─── DATASET ENTRIES

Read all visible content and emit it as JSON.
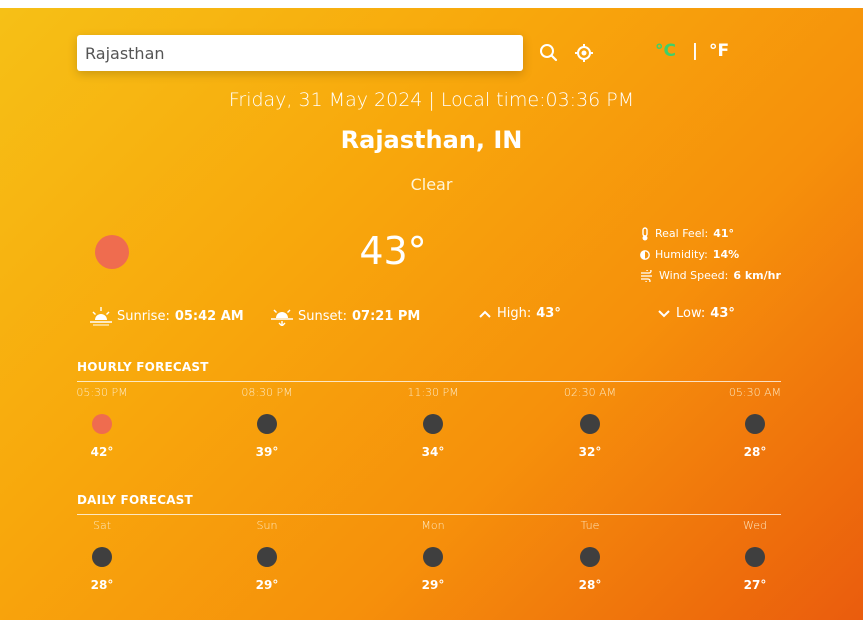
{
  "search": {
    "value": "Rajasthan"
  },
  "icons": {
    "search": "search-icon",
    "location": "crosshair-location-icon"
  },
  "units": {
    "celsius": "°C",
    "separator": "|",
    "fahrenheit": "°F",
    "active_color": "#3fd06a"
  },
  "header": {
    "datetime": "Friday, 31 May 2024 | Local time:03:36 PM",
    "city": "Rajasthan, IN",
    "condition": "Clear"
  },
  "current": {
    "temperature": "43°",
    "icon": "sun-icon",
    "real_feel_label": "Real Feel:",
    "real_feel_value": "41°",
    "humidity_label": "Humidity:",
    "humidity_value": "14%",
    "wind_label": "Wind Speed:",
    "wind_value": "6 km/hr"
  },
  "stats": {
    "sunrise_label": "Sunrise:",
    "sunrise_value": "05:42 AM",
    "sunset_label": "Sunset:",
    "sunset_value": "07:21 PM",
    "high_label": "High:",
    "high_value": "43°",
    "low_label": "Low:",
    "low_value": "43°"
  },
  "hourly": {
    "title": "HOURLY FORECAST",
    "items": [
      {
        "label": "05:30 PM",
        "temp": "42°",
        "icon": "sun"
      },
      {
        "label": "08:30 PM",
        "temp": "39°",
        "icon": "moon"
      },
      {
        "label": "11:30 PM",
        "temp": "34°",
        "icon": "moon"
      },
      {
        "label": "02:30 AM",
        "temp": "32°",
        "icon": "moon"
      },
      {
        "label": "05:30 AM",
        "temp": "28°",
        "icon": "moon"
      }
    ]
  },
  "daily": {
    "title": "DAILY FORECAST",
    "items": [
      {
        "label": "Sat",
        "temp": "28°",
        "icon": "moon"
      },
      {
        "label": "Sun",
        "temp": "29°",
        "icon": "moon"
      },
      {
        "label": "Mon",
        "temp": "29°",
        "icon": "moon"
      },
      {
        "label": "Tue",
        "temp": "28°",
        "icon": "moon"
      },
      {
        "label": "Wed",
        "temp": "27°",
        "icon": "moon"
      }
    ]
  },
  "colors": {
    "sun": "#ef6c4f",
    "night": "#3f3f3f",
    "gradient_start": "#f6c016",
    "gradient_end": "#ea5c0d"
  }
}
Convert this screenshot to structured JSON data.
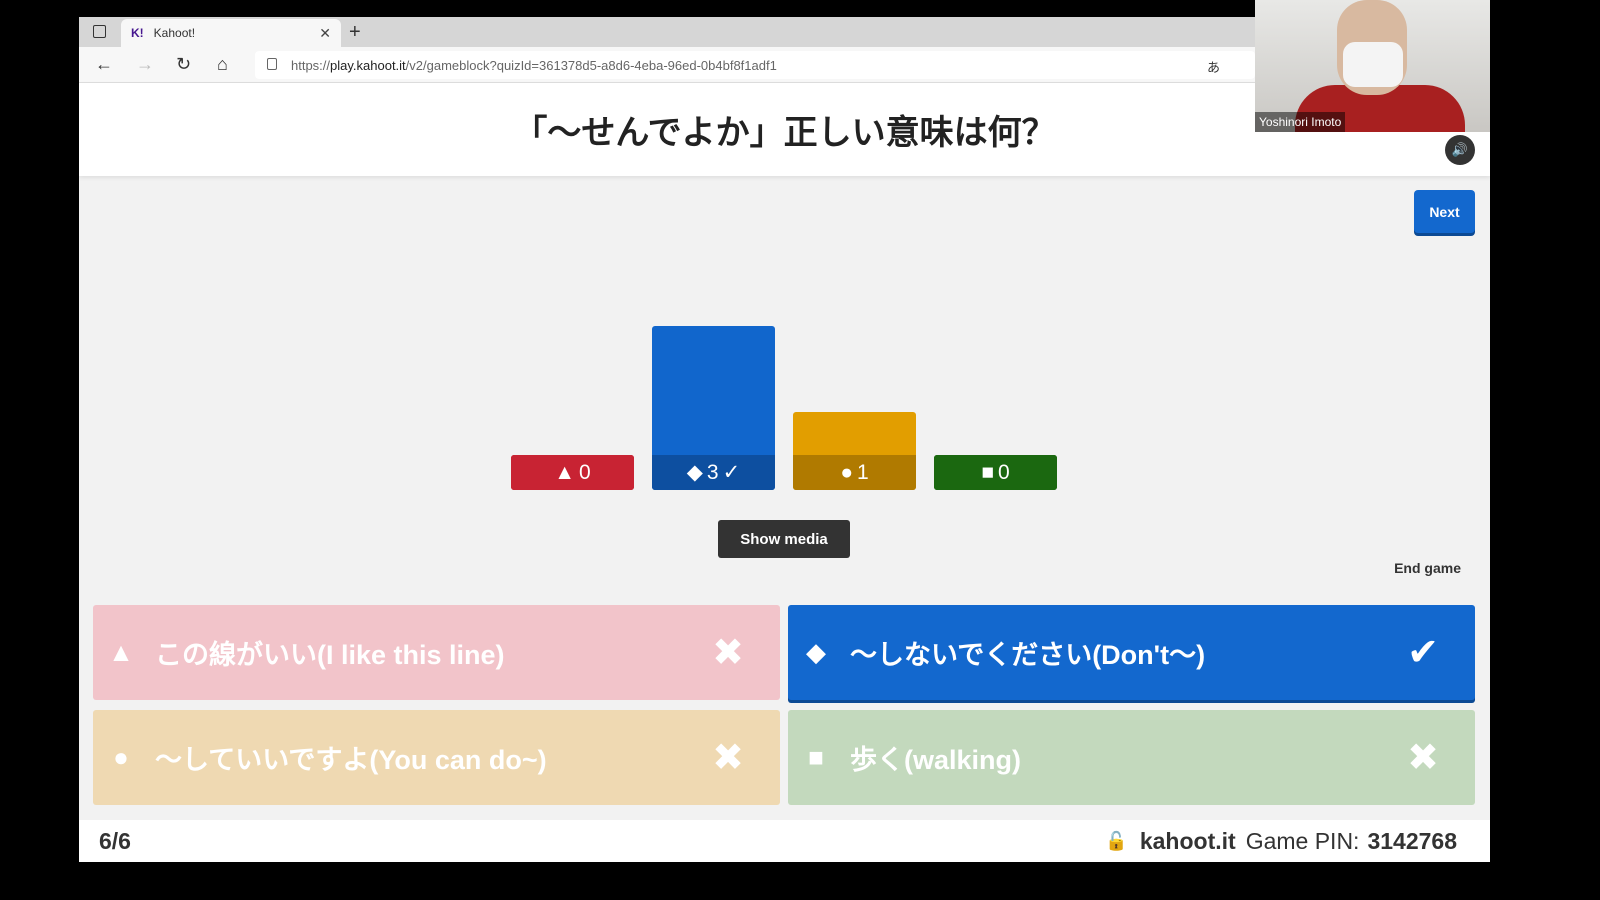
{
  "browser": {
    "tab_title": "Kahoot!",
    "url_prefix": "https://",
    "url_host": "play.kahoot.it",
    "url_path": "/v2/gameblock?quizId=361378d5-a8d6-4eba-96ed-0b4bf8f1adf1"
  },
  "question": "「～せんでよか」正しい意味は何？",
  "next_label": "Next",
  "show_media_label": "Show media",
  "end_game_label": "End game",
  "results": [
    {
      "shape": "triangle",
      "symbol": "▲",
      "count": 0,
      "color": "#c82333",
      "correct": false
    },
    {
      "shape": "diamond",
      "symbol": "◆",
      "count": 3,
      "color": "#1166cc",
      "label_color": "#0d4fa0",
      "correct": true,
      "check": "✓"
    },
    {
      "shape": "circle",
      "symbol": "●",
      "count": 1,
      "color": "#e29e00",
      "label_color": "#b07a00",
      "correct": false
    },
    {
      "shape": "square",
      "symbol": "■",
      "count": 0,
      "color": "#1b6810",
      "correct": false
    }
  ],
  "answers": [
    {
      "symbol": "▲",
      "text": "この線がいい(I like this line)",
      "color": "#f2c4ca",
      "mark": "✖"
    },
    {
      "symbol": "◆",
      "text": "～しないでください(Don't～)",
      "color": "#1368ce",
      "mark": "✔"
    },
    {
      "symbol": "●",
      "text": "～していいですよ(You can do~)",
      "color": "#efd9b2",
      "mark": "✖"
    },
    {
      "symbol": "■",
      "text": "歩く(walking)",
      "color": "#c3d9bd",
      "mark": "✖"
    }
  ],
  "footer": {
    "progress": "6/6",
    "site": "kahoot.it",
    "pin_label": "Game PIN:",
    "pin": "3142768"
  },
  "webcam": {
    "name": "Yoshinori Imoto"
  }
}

──────

SET PROBLEM:
Copy the records above exactly. The pictures are not part of the copy.

OUTPUT OF THE EXERCISE:
Read all visible content and emit it as JSON.
{
  "search": {
    "value": "Rajasthan"
  },
  "icons": {
    "search": "search-icon",
    "location": "crosshair-location-icon"
  },
  "units": {
    "celsius": "°C",
    "separator": "|",
    "fahrenheit": "°F",
    "active_color": "#3fd06a"
  },
  "header": {
    "datetime": "Friday, 31 May 2024 | Local time:03:36 PM",
    "city": "Rajasthan, IN",
    "condition": "Clear"
  },
  "current": {
    "temperature": "43°",
    "icon": "sun-icon",
    "real_feel_label": "Real Feel:",
    "real_feel_value": "41°",
    "humidity_label": "Humidity:",
    "humidity_value": "14%",
    "wind_label": "Wind Speed:",
    "wind_value": "6 km/hr"
  },
  "stats": {
    "sunrise_label": "Sunrise:",
    "sunrise_value": "05:42 AM",
    "sunset_label": "Sunset:",
    "sunset_value": "07:21 PM",
    "high_label": "High:",
    "high_value": "43°",
    "low_label": "Low:",
    "low_value": "43°"
  },
  "hourly": {
    "title": "HOURLY FORECAST",
    "items": [
      {
        "label": "05:30 PM",
        "temp": "42°",
        "icon": "sun"
      },
      {
        "label": "08:30 PM",
        "temp": "39°",
        "icon": "moon"
      },
      {
        "label": "11:30 PM",
        "temp": "34°",
        "icon": "moon"
      },
      {
        "label": "02:30 AM",
        "temp": "32°",
        "icon": "moon"
      },
      {
        "label": "05:30 AM",
        "temp": "28°",
        "icon": "moon"
      }
    ]
  },
  "daily": {
    "title": "DAILY FORECAST",
    "items": [
      {
        "label": "Sat",
        "temp": "28°",
        "icon": "moon"
      },
      {
        "label": "Sun",
        "temp": "29°",
        "icon": "moon"
      },
      {
        "label": "Mon",
        "temp": "29°",
        "icon": "moon"
      },
      {
        "label": "Tue",
        "temp": "28°",
        "icon": "moon"
      },
      {
        "label": "Wed",
        "temp": "27°",
        "icon": "moon"
      }
    ]
  },
  "colors": {
    "sun": "#ef6c4f",
    "night": "#3f3f3f",
    "gradient_start": "#f6c016",
    "gradient_end": "#ea5c0d"
  }
}
Convert this screenshot to structured JSON data.
{
  "browser": {
    "tab_title": "Kahoot!",
    "url_prefix": "https://",
    "url_host": "play.kahoot.it",
    "url_path": "/v2/gameblock?quizId=361378d5-a8d6-4eba-96ed-0b4bf8f1adf1"
  },
  "question": "「～せんでよか」正しい意味は何？",
  "next_label": "Next",
  "show_media_label": "Show media",
  "end_game_label": "End game",
  "results": [
    {
      "shape": "triangle",
      "symbol": "▲",
      "count": 0,
      "color": "#c82333",
      "correct": false
    },
    {
      "shape": "diamond",
      "symbol": "◆",
      "count": 3,
      "color": "#1166cc",
      "label_color": "#0d4fa0",
      "correct": true,
      "check": "✓"
    },
    {
      "shape": "circle",
      "symbol": "●",
      "count": 1,
      "color": "#e29e00",
      "label_color": "#b07a00",
      "correct": false
    },
    {
      "shape": "square",
      "symbol": "■",
      "count": 0,
      "color": "#1b6810",
      "correct": false
    }
  ],
  "answers": [
    {
      "symbol": "▲",
      "text": "この線がいい(I like this line)",
      "color": "#f2c4ca",
      "mark": "✖"
    },
    {
      "symbol": "◆",
      "text": "～しないでください(Don't～)",
      "color": "#1368ce",
      "mark": "✔"
    },
    {
      "symbol": "●",
      "text": "～していいですよ(You can do~)",
      "color": "#efd9b2",
      "mark": "✖"
    },
    {
      "symbol": "■",
      "text": "歩く(walking)",
      "color": "#c3d9bd",
      "mark": "✖"
    }
  ],
  "footer": {
    "progress": "6/6",
    "site": "kahoot.it",
    "pin_label": "Game PIN:",
    "pin": "3142768"
  },
  "webcam": {
    "name": "Yoshinori Imoto"
  }
}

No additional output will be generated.